Go through the records and give each one again exactly.

**Extracted records:**
______

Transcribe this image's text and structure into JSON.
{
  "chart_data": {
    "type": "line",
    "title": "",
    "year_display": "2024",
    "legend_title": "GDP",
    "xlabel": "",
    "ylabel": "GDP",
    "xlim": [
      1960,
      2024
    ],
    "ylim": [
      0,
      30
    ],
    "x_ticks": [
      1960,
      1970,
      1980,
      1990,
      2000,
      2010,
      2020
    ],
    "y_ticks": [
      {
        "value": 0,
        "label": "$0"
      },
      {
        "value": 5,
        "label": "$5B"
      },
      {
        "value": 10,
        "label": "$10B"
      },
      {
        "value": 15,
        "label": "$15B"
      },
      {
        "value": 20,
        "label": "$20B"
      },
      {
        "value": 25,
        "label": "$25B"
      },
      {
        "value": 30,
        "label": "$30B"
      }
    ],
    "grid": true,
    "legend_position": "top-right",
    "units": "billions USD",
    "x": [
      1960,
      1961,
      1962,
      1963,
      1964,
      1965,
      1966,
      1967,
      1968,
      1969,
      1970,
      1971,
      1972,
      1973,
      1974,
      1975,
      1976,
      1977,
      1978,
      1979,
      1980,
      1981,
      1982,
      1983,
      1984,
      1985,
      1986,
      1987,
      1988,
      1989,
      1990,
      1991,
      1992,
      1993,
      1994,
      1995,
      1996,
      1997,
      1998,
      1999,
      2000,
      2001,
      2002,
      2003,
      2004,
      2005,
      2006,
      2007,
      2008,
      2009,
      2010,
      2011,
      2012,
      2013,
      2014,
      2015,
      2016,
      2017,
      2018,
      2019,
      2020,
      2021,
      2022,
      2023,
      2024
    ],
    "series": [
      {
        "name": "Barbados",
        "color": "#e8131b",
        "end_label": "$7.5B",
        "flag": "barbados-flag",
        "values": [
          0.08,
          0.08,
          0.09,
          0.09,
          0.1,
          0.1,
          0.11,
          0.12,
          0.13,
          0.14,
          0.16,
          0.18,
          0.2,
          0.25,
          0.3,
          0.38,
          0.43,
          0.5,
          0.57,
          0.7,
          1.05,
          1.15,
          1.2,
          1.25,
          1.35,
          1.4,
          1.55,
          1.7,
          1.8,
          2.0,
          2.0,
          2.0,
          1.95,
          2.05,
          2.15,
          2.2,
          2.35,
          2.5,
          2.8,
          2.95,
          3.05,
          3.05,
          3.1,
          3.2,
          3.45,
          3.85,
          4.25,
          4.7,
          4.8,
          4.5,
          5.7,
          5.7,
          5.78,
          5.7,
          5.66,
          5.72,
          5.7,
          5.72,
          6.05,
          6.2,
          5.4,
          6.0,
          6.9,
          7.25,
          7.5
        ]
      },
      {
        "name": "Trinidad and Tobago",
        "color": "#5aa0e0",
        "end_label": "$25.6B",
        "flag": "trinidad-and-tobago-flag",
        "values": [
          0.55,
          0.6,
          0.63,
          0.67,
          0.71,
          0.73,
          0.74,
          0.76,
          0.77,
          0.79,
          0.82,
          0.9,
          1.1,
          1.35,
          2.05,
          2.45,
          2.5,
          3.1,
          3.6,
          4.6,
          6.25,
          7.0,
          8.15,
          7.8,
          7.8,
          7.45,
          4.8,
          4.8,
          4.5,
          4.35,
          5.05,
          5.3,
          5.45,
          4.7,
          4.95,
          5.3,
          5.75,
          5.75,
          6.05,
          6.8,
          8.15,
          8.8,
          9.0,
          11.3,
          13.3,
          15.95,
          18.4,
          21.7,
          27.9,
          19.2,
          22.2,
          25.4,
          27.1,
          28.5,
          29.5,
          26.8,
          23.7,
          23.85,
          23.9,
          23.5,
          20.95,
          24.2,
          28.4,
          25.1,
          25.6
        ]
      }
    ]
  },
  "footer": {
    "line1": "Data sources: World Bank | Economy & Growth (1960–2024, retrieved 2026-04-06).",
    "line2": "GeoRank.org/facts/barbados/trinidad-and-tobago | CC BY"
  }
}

______

**Expected answer:**
Transcribe this image's text and structure into JSON.
{
  "chart_data": {
    "type": "line",
    "title": "",
    "year_display": "2024",
    "legend_title": "GDP",
    "xlabel": "",
    "ylabel": "GDP",
    "xlim": [
      1960,
      2024
    ],
    "ylim": [
      0,
      30
    ],
    "x_ticks": [
      1960,
      1970,
      1980,
      1990,
      2000,
      2010,
      2020
    ],
    "y_ticks": [
      {
        "value": 0,
        "label": "$0"
      },
      {
        "value": 5,
        "label": "$5B"
      },
      {
        "value": 10,
        "label": "$10B"
      },
      {
        "value": 15,
        "label": "$15B"
      },
      {
        "value": 20,
        "label": "$20B"
      },
      {
        "value": 25,
        "label": "$25B"
      },
      {
        "value": 30,
        "label": "$30B"
      }
    ],
    "grid": true,
    "legend_position": "top-right",
    "units": "billions USD",
    "x": [
      1960,
      1961,
      1962,
      1963,
      1964,
      1965,
      1966,
      1967,
      1968,
      1969,
      1970,
      1971,
      1972,
      1973,
      1974,
      1975,
      1976,
      1977,
      1978,
      1979,
      1980,
      1981,
      1982,
      1983,
      1984,
      1985,
      1986,
      1987,
      1988,
      1989,
      1990,
      1991,
      1992,
      1993,
      1994,
      1995,
      1996,
      1997,
      1998,
      1999,
      2000,
      2001,
      2002,
      2003,
      2004,
      2005,
      2006,
      2007,
      2008,
      2009,
      2010,
      2011,
      2012,
      2013,
      2014,
      2015,
      2016,
      2017,
      2018,
      2019,
      2020,
      2021,
      2022,
      2023,
      2024
    ],
    "series": [
      {
        "name": "Barbados",
        "color": "#e8131b",
        "end_label": "$7.5B",
        "flag": "barbados-flag",
        "values": [
          0.08,
          0.08,
          0.09,
          0.09,
          0.1,
          0.1,
          0.11,
          0.12,
          0.13,
          0.14,
          0.16,
          0.18,
          0.2,
          0.25,
          0.3,
          0.38,
          0.43,
          0.5,
          0.57,
          0.7,
          1.05,
          1.15,
          1.2,
          1.25,
          1.35,
          1.4,
          1.55,
          1.7,
          1.8,
          2.0,
          2.0,
          2.0,
          1.95,
          2.05,
          2.15,
          2.2,
          2.35,
          2.5,
          2.8,
          2.95,
          3.05,
          3.05,
          3.1,
          3.2,
          3.45,
          3.85,
          4.25,
          4.7,
          4.8,
          4.5,
          5.7,
          5.7,
          5.78,
          5.7,
          5.66,
          5.72,
          5.7,
          5.72,
          6.05,
          6.2,
          5.4,
          6.0,
          6.9,
          7.25,
          7.5
        ]
      },
      {
        "name": "Trinidad and Tobago",
        "color": "#5aa0e0",
        "end_label": "$25.6B",
        "flag": "trinidad-and-tobago-flag",
        "values": [
          0.55,
          0.6,
          0.63,
          0.67,
          0.71,
          0.73,
          0.74,
          0.76,
          0.77,
          0.79,
          0.82,
          0.9,
          1.1,
          1.35,
          2.05,
          2.45,
          2.5,
          3.1,
          3.6,
          4.6,
          6.25,
          7.0,
          8.15,
          7.8,
          7.8,
          7.45,
          4.8,
          4.8,
          4.5,
          4.35,
          5.05,
          5.3,
          5.45,
          4.7,
          4.95,
          5.3,
          5.75,
          5.75,
          6.05,
          6.8,
          8.15,
          8.8,
          9.0,
          11.3,
          13.3,
          15.95,
          18.4,
          21.7,
          27.9,
          19.2,
          22.2,
          25.4,
          27.1,
          28.5,
          29.5,
          26.8,
          23.7,
          23.85,
          23.9,
          23.5,
          20.95,
          24.2,
          28.4,
          25.1,
          25.6
        ]
      }
    ]
  },
  "footer": {
    "line1": "Data sources: World Bank | Economy & Growth (1960–2024, retrieved 2026-04-06).",
    "line2": "GeoRank.org/facts/barbados/trinidad-and-tobago | CC BY"
  }
}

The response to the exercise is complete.